- Direction: Skip the pictures. Reproduce all other material exactly.

========

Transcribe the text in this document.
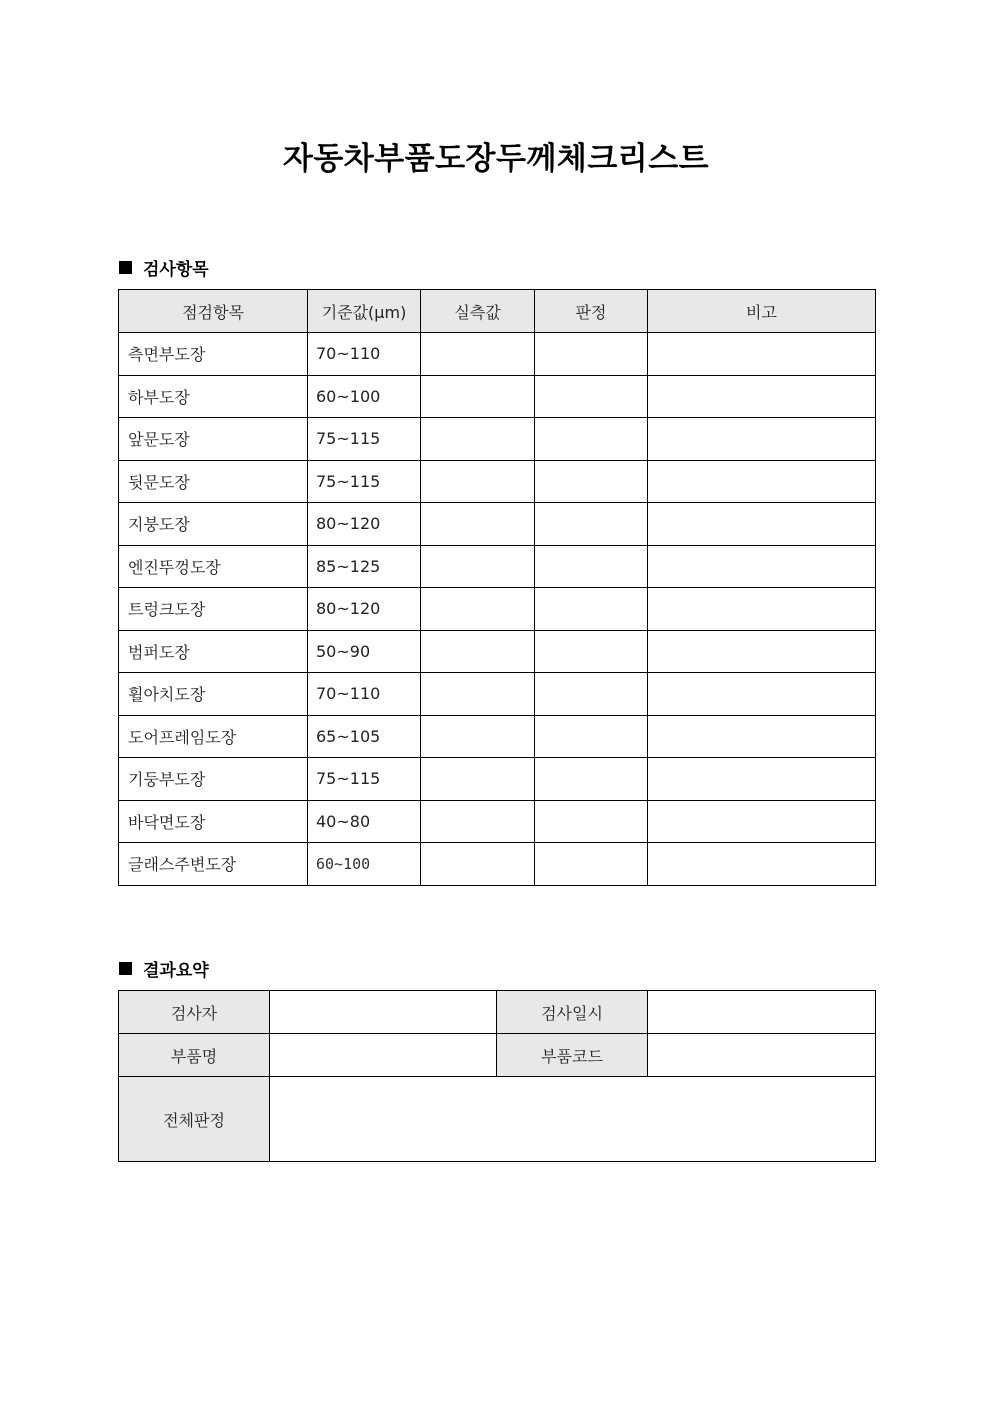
자동차부품도장두께체크리스트
검사항목
점검항목	기준값(μm)	실측값	판정	비고
측면부도장	70~110			
하부도장	60~100			
앞문도장	75~115			
뒷문도장	75~115			
지붕도장	80~120			
엔진뚜껑도장	85~125			
트렁크도장	80~120			
범퍼도장	50~90			
휠아치도장	70~110			
도어프레임도장	65~105			
기둥부도장	75~115			
바닥면도장	40~80			
글래스주변도장	60~100			
결과요약
검사자		검사일시	
부품명		부품코드	
전체판정			
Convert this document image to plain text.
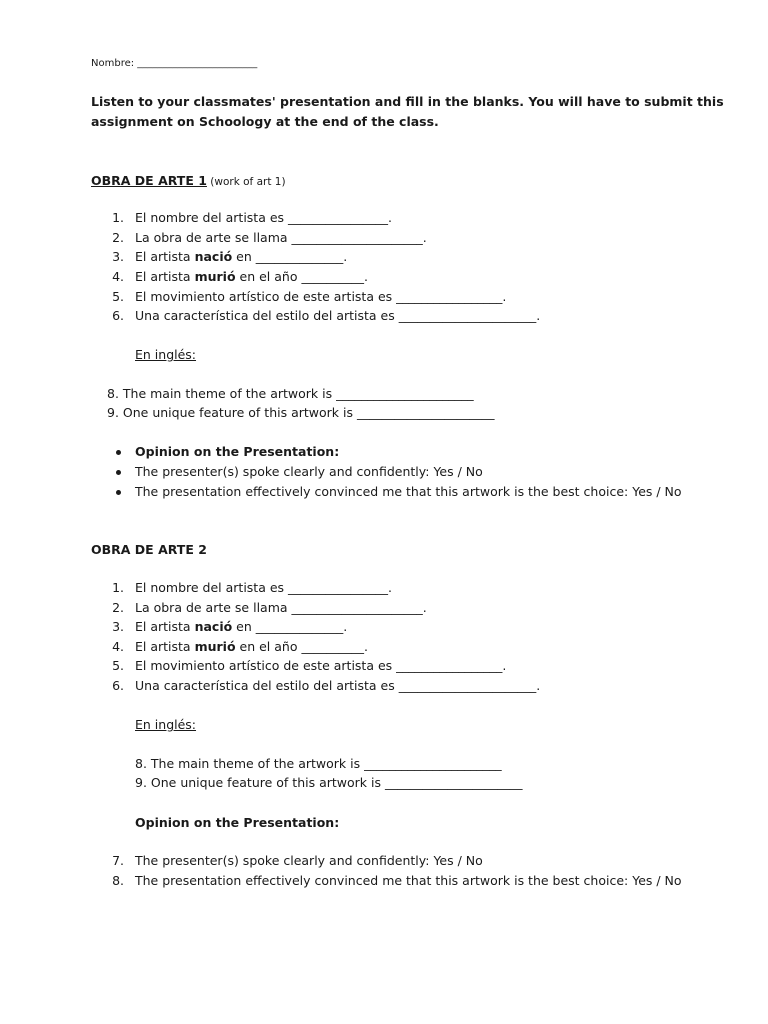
Nombre: ________________________
Listen to your classmates' presentation and fill in the blanks. You will have to submit this
assignment on Schoology at the end of the class.
OBRA DE ARTE 1 (work of art 1)
1. El nombre del artista es ________________.
2. La obra de arte se llama _____________________.
3. El artista nació en ______________.
4. El artista murió en el año __________.
5. El movimiento artístico de este artista es _________________.
6. Una característica del estilo del artista es ______________________.
En inglés:
8. The main theme of the artwork is ______________________
9. One unique feature of this artwork is ______________________
Opinion on the Presentation:
The presenter(s) spoke clearly and confidently: Yes / No
The presentation effectively convinced me that this artwork is the best choice: Yes / No
OBRA DE ARTE 2
1. El nombre del artista es ________________.
2. La obra de arte se llama _____________________.
3. El artista nació en ______________.
4. El artista murió en el año __________.
5. El movimiento artístico de este artista es _________________.
6. Una característica del estilo del artista es ______________________.
En inglés:
8. The main theme of the artwork is ______________________
9. One unique feature of this artwork is ______________________
Opinion on the Presentation:
7. The presenter(s) spoke clearly and confidently: Yes / No
8. The presentation effectively convinced me that this artwork is the best choice: Yes / No
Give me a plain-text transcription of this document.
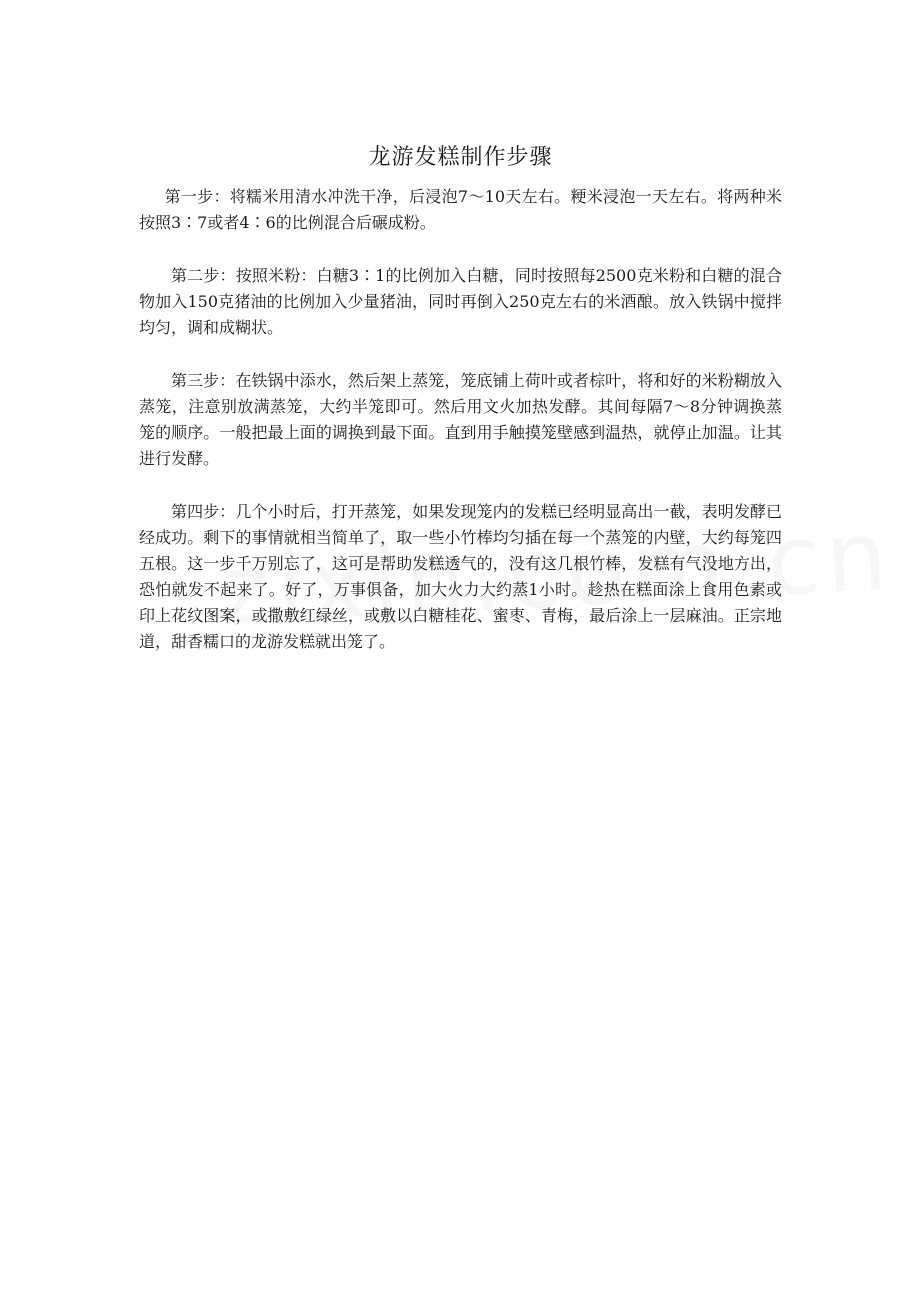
龙游发糕制作步骤

第一步：将糯米用清水冲洗干净，后浸泡7～10天左右。粳米浸泡一天左右。将两种米按照3∶7或者4∶6的比例混合后碾成粉。

第二步：按照米粉：白糖3∶1的比例加入白糖，同时按照每2500克米粉和白糖的混合物加入150克猪油的比例加入少量猪油，同时再倒入250克左右的米酒酿。放入铁锅中搅拌均匀，调和成糊状。

第三步：在铁锅中添水，然后架上蒸笼，笼底铺上荷叶或者棕叶，将和好的米粉糊放入蒸笼，注意别放满蒸笼，大约半笼即可。然后用文火加热发酵。其间每隔7～8分钟调换蒸笼的顺序。一般把最上面的调换到最下面。直到用手触摸笼壁感到温热，就停止加温。让其进行发酵。

第四步：几个小时后，打开蒸笼，如果发现笼内的发糕已经明显高出一截，表明发酵已经成功。剩下的事情就相当简单了，取一些小竹棒均匀插在每一个蒸笼的内壁，大约每笼四五根。这一步千万别忘了，这可是帮助发糕透气的，没有这几根竹棒，发糕有气没地方出，恐怕就发不起来了。好了，万事俱备，加大火力大约蒸1小时。趁热在糕面涂上食用色素或印上花纹图案，或撒敷红绿丝，或敷以白糖桂花、蜜枣、青梅，最后涂上一层麻油。正宗地道，甜香糯口的龙游发糕就出笼了。
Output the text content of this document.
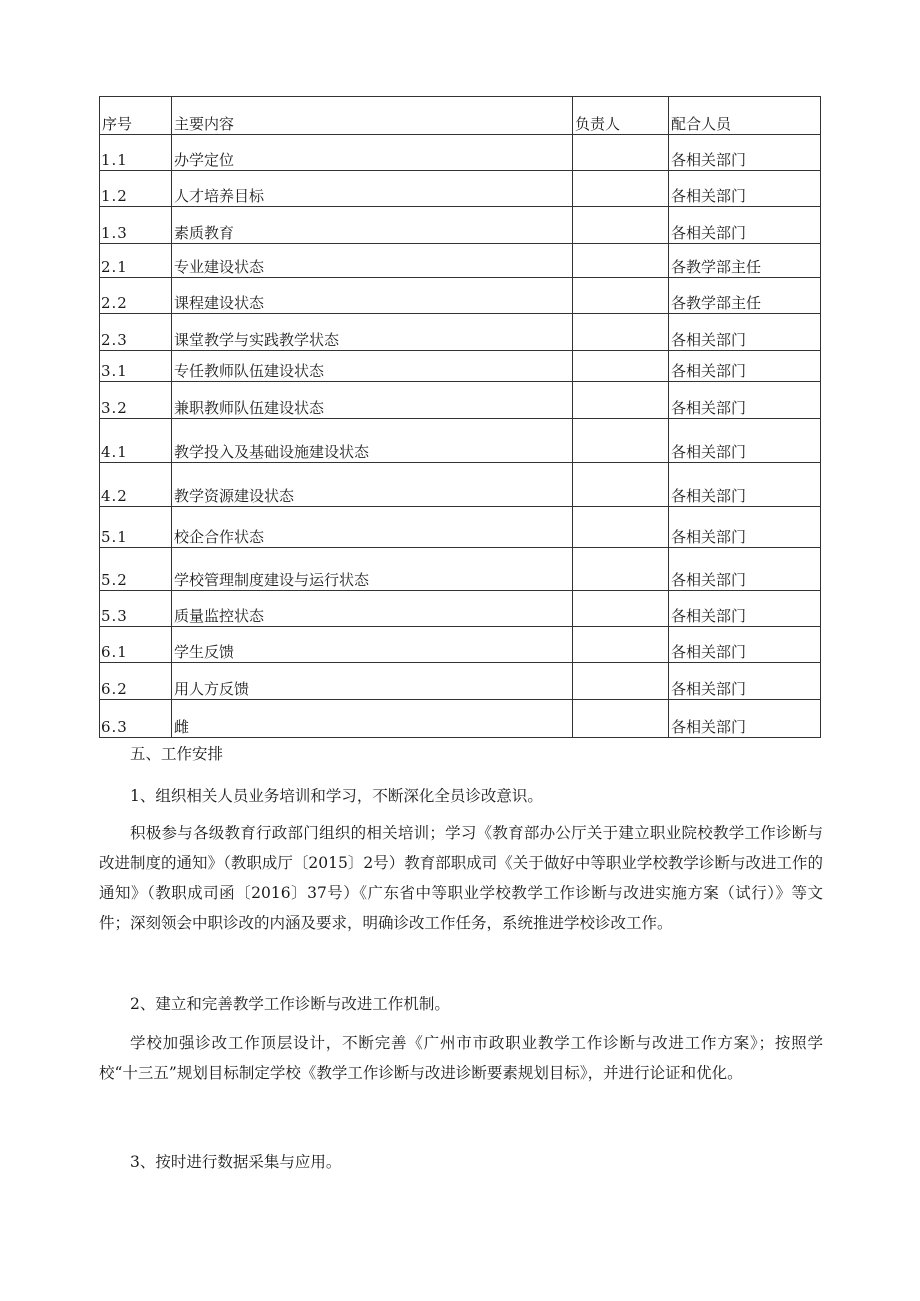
序号	主要内容	负责人	配合人员
1.1	办学定位		各相关部门
1.2	人才培养目标		各相关部门
1.3	素质教育		各相关部门
2.1	专业建设状态		各教学部主任
2.2	课程建设状态		各教学部主任
2.3	课堂教学与实践教学状态		各相关部门
3.1	专任教师队伍建设状态		各相关部门
3.2	兼职教师队伍建设状态		各相关部门
4.1	教学投入及基础设施建设状态		各相关部门
4.2	教学资源建设状态		各相关部门
5.1	校企合作状态		各相关部门
5.2	学校管理制度建设与运行状态		各相关部门
5.3	质量监控状态		各相关部门
6.1	学生反馈		各相关部门
6.2	用人方反馈		各相关部门
6.3	雌		各相关部门
五、工作安排
1、组织相关人员业务培训和学习，不断深化全员诊改意识。
积极参与各级教育行政部门组织的相关培训；学习《教育部办公厅关于建立职业院校教学工作诊断与改进制度的通知》（教职成厅〔2015〕2号）教育部职成司《关于做好中等职业学校教学诊断与改进工作的通知》（教职成司函〔2016〕37号）《广东省中等职业学校教学工作诊断与改进实施方案（试行）》等文件；深刻领会中职诊改的内涵及要求，明确诊改工作任务，系统推进学校诊改工作。
2、建立和完善教学工作诊断与改进工作机制。
学校加强诊改工作顶层设计，不断完善《广州市市政职业教学工作诊断与改进工作方案》；按照学校“十三五”规划目标制定学校《教学工作诊断与改进诊断要素规划目标》，并进行论证和优化。
3、按时进行数据采集与应用。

========

- Worked answer:
Transcribe the text in this document.
자동차부품도장두께체크리스트
검사항목
점검항목	기준값(μm)	실측값	판정	비고
측면부도장	70~110			
하부도장	60~100			
앞문도장	75~115			
뒷문도장	75~115			
지붕도장	80~120			
엔진뚜껑도장	85~125			
트렁크도장	80~120			
범퍼도장	50~90			
휠아치도장	70~110			
도어프레임도장	65~105			
기둥부도장	75~115			
바닥면도장	40~80			
글래스주변도장	60~100			
결과요약
검사자		검사일시	
부품명		부품코드	
전체판정			
Convert this document image to plain text.
Nombre: ________________________
Listen to your classmates' presentation and fill in the blanks. You will have to submit this
assignment on Schoology at the end of the class.
OBRA DE ARTE 1 (work of art 1)
1. El nombre del artista es ________________.
2. La obra de arte se llama _____________________.
3. El artista nació en ______________.
4. El artista murió en el año __________.
5. El movimiento artístico de este artista es _________________.
6. Una característica del estilo del artista es ______________________.
En inglés:
8. The main theme of the artwork is ______________________
9. One unique feature of this artwork is ______________________
Opinion on the Presentation:
The presenter(s) spoke clearly and confidently: Yes / No
The presentation effectively convinced me that this artwork is the best choice: Yes / No
OBRA DE ARTE 2
1. El nombre del artista es ________________.
2. La obra de arte se llama _____________________.
3. El artista nació en ______________.
4. El artista murió en el año __________.
5. El movimiento artístico de este artista es _________________.
6. Una característica del estilo del artista es ______________________.
En inglés:
8. The main theme of the artwork is ______________________
9. One unique feature of this artwork is ______________________
Opinion on the Presentation:
7. The presenter(s) spoke clearly and confidently: Yes / No
8. The presentation effectively convinced me that this artwork is the best choice: Yes / No
Give me a plain-text transcription of this document.
龙游发糕制作步骤

第一步：将糯米用清水冲洗干净，后浸泡7～10天左右。粳米浸泡一天左右。将两种米按照3∶7或者4∶6的比例混合后碾成粉。

第二步：按照米粉：白糖3∶1的比例加入白糖，同时按照每2500克米粉和白糖的混合物加入150克猪油的比例加入少量猪油，同时再倒入250克左右的米酒酿。放入铁锅中搅拌均匀，调和成糊状。

第三步：在铁锅中添水，然后架上蒸笼，笼底铺上荷叶或者棕叶，将和好的米粉糊放入蒸笼，注意别放满蒸笼，大约半笼即可。然后用文火加热发酵。其间每隔7～8分钟调换蒸笼的顺序。一般把最上面的调换到最下面。直到用手触摸笼壁感到温热，就停止加温。让其进行发酵。

第四步：几个小时后，打开蒸笼，如果发现笼内的发糕已经明显高出一截，表明发酵已经成功。剩下的事情就相当简单了，取一些小竹棒均匀插在每一个蒸笼的内壁，大约每笼四五根。这一步千万别忘了，这可是帮助发糕透气的，没有这几根竹棒，发糕有气没地方出，恐怕就发不起来了。好了，万事俱备，加大火力大约蒸1小时。趁热在糕面涂上食用色素或印上花纹图案，或撒敷红绿丝，或敷以白糖桂花、蜜枣、青梅，最后涂上一层麻油。正宗地道，甜香糯口的龙游发糕就出笼了。
Output the text content of this document.
序号	主要内容	负责人	配合人员
1.1	办学定位		各相关部门
1.2	人才培养目标		各相关部门
1.3	素质教育		各相关部门
2.1	专业建设状态		各教学部主任
2.2	课程建设状态		各教学部主任
2.3	课堂教学与实践教学状态		各相关部门
3.1	专任教师队伍建设状态		各相关部门
3.2	兼职教师队伍建设状态		各相关部门
4.1	教学投入及基础设施建设状态		各相关部门
4.2	教学资源建设状态		各相关部门
5.1	校企合作状态		各相关部门
5.2	学校管理制度建设与运行状态		各相关部门
5.3	质量监控状态		各相关部门
6.1	学生反馈		各相关部门
6.2	用人方反馈		各相关部门
6.3	雌		各相关部门
五、工作安排
1、组织相关人员业务培训和学习，不断深化全员诊改意识。
积极参与各级教育行政部门组织的相关培训；学习《教育部办公厅关于建立职业院校教学工作诊断与改进制度的通知》（教职成厅〔2015〕2号）教育部职成司《关于做好中等职业学校教学诊断与改进工作的通知》（教职成司函〔2016〕37号）《广东省中等职业学校教学工作诊断与改进实施方案（试行）》等文件；深刻领会中职诊改的内涵及要求，明确诊改工作任务，系统推进学校诊改工作。
2、建立和完善教学工作诊断与改进工作机制。
学校加强诊改工作顶层设计，不断完善《广州市市政职业教学工作诊断与改进工作方案》；按照学校“十三五”规划目标制定学校《教学工作诊断与改进诊断要素规划目标》，并进行论证和优化。
3、按时进行数据采集与应用。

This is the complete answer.